═════ Entries shown

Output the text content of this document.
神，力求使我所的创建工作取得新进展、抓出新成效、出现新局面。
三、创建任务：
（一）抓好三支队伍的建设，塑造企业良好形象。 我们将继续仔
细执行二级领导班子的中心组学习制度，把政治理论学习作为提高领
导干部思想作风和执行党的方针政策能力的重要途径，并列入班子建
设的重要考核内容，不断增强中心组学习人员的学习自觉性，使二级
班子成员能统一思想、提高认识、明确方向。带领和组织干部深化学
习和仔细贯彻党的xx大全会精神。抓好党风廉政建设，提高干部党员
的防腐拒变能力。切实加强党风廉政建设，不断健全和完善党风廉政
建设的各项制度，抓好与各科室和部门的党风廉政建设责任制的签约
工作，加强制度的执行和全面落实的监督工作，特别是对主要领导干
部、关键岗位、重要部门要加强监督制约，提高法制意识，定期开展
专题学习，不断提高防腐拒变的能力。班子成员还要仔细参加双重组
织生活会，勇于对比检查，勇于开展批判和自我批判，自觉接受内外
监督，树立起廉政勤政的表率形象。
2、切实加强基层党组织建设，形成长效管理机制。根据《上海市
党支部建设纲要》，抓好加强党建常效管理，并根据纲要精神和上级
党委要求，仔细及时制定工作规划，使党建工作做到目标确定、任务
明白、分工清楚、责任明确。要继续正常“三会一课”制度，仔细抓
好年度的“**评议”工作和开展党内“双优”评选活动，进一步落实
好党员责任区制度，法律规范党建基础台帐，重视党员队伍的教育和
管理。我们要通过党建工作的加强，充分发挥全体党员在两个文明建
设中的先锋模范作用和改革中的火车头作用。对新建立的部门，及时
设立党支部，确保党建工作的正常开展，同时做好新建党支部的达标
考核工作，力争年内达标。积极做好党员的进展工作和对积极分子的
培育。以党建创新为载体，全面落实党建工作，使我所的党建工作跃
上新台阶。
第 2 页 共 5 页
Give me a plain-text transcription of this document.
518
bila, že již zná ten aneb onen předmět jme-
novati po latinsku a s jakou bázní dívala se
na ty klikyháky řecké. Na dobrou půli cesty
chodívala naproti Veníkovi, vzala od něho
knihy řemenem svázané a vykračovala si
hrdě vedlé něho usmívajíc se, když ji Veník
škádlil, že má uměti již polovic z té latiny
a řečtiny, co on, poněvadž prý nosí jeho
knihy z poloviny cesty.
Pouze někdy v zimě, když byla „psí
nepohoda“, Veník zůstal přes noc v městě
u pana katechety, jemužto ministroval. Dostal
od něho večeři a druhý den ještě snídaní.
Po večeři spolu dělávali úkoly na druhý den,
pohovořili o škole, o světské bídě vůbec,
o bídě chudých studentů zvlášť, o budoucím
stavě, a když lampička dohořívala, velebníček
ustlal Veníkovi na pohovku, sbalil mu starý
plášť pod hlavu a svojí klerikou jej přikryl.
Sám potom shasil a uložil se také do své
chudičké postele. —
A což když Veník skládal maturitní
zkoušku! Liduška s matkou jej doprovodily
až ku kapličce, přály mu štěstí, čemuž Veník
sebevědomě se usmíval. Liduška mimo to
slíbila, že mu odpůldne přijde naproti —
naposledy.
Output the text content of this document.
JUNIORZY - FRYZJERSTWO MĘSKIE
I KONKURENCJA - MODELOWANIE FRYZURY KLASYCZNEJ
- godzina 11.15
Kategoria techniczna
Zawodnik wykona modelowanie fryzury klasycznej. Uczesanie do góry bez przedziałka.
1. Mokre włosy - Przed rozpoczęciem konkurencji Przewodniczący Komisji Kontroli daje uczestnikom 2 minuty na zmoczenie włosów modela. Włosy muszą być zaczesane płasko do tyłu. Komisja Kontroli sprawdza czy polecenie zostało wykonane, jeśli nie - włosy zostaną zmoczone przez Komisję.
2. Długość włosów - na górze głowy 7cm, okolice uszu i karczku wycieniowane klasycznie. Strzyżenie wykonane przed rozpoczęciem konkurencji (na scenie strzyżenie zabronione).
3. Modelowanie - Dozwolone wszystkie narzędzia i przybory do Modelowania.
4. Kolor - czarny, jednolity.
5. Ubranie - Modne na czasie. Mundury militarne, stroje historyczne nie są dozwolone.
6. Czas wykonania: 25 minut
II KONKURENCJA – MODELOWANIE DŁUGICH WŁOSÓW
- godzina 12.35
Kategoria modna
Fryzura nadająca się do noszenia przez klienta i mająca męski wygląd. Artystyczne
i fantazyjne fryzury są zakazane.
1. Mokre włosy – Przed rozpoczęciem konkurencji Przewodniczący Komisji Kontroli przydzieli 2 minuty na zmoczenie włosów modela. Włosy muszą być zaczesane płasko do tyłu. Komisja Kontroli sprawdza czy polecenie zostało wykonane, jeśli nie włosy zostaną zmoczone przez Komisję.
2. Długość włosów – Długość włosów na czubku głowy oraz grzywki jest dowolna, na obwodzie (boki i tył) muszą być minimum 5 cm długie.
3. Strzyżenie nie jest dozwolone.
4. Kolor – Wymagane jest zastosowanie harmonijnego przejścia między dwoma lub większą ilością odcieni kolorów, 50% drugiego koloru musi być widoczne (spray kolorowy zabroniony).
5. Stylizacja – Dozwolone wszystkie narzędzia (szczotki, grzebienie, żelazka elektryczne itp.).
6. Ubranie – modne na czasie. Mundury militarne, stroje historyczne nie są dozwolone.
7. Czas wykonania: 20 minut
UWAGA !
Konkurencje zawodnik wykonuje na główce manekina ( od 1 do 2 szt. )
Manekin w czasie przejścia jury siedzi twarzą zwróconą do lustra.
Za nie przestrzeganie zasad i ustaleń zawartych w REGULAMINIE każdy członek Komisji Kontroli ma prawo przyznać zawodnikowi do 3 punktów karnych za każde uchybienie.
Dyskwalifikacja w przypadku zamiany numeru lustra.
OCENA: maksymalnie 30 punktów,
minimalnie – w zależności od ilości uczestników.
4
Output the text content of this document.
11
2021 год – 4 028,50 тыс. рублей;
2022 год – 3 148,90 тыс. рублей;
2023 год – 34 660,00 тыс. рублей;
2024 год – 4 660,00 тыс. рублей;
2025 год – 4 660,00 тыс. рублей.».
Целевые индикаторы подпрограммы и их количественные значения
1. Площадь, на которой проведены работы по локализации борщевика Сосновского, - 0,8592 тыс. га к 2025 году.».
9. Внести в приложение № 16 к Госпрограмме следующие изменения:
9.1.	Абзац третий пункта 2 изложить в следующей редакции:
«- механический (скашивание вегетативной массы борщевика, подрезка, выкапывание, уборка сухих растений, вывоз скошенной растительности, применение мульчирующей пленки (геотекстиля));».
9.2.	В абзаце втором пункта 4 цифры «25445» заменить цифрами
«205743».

══════════

Your objective:
Give the number of lines in the entries that include the string "czasie", and nothing more.

Correct response:
3